(Data records)
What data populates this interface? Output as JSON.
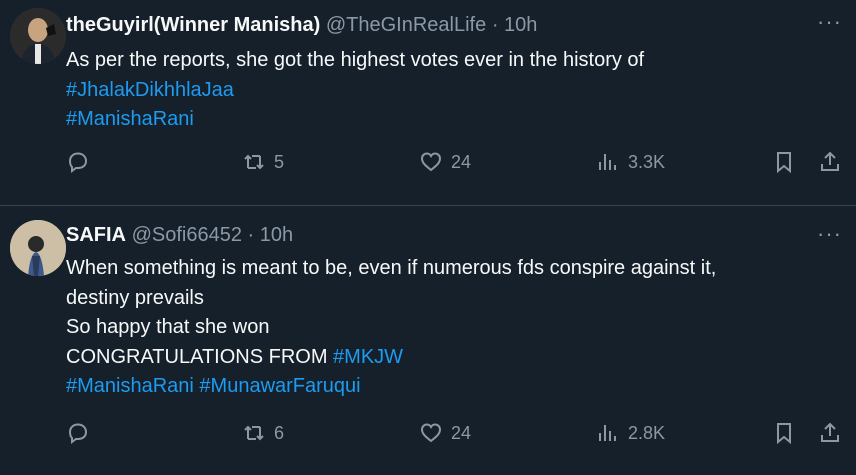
{
  "tweets": [
    {
      "name": "theGuyirl(Winner Manisha)",
      "handle": "@TheGInRealLife",
      "sep": "·",
      "time": "10h",
      "lines": [
        {
          "text": "As per the reports, she got the highest votes ever in the history of"
        },
        {
          "tag": "#JhalakDikhhlaJaa"
        },
        {
          "tag": "#ManishaRani"
        }
      ],
      "reply_count": "",
      "retweet_count": "5",
      "like_count": "24",
      "view_count": "3.3K"
    },
    {
      "name": "SAFIA",
      "handle": "@Sofi66452",
      "sep": "·",
      "time": "10h",
      "lines": [
        {
          "text": "When something is meant to be, even if numerous fds conspire against it,"
        },
        {
          "text": "destiny prevails"
        },
        {
          "text": "So happy that she won"
        },
        {
          "text": "CONGRATULATIONS FROM ",
          "tag": "#MKJW"
        },
        {
          "tag": "#ManishaRani",
          "tag2": "#MunawarFaruqui"
        }
      ],
      "reply_count": "",
      "retweet_count": "6",
      "like_count": "24",
      "view_count": "2.8K"
    }
  ],
  "icons": {
    "more": "more-icon",
    "reply": "reply-icon",
    "retweet": "retweet-icon",
    "like": "heart-icon",
    "views": "views-icon",
    "bookmark": "bookmark-icon",
    "share": "share-icon"
  },
  "colors": {
    "background": "#15202b",
    "text": "#f7f9f9",
    "muted": "#8b98a5",
    "link": "#1d9bf0",
    "divider": "#38444d"
  }
}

§ Exercise brief
Look for lines containing the string "handle" and copy them all.

§ Complete answer
      "handle": "@TheGInRealLife",
      "handle": "@Sofi66452",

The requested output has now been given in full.